• [MATERIAL PROVIDED]:
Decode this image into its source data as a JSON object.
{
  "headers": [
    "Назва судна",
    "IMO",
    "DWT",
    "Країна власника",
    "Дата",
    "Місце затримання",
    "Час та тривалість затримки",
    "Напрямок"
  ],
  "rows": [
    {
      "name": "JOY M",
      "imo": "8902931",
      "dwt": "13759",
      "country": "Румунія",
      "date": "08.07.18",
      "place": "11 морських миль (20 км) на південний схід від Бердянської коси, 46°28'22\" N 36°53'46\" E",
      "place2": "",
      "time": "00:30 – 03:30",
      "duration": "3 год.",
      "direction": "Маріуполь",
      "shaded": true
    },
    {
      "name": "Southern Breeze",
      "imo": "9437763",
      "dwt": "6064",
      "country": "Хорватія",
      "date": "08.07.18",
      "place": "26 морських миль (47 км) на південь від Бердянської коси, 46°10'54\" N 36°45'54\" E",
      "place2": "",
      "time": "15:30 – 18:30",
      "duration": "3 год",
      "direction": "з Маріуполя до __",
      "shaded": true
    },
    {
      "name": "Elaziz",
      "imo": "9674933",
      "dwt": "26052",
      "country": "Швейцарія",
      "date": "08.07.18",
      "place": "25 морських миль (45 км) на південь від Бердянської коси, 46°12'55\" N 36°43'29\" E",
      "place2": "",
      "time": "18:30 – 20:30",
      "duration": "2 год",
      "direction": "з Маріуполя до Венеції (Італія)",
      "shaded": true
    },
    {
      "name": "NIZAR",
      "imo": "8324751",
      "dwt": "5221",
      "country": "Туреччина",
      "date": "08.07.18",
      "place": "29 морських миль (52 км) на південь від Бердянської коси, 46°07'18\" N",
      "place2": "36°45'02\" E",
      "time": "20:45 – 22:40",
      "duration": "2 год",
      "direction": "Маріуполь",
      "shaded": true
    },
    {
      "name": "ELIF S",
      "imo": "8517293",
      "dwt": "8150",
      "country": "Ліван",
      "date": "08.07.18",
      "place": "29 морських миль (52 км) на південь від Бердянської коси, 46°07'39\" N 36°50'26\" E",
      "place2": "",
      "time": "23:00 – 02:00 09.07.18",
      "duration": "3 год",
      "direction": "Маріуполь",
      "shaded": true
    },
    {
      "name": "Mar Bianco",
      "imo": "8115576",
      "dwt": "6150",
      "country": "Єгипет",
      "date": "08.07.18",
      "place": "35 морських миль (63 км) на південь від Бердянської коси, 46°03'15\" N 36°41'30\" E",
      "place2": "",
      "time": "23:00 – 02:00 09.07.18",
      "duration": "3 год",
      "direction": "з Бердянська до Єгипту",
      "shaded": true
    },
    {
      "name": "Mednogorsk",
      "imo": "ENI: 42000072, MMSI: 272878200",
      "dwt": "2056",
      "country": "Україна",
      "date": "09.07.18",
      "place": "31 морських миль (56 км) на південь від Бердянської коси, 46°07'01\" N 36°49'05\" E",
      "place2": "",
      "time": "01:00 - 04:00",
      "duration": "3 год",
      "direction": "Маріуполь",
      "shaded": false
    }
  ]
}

...

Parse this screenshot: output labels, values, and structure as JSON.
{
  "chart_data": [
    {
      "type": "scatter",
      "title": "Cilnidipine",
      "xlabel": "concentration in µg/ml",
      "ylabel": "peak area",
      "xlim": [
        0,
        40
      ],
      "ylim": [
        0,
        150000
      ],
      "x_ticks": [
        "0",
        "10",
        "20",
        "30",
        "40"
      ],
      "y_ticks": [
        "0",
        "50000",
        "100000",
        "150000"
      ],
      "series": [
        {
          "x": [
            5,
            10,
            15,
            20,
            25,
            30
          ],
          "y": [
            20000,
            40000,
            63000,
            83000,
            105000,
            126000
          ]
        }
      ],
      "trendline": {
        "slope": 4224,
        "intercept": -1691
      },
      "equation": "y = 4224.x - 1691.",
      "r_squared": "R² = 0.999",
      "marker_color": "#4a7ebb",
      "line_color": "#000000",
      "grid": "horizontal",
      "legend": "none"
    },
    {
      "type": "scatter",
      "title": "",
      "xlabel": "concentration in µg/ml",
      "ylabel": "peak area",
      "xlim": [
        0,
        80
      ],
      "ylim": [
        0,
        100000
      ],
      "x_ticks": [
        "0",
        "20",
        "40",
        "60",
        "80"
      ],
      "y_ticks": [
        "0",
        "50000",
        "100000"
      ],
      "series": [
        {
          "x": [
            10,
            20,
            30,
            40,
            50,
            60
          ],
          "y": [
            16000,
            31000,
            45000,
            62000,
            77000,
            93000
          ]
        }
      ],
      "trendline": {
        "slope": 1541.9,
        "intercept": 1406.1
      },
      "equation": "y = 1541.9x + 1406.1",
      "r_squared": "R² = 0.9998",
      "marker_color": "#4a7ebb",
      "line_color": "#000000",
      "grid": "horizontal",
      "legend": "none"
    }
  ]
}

• [GIVEN TASK]: Report all lines of the data above that include the string "equation".

• [ANSWER]:
      "equation": "y = 4224.x - 1691.",
      "equation": "y = 1541.9x + 1406.1",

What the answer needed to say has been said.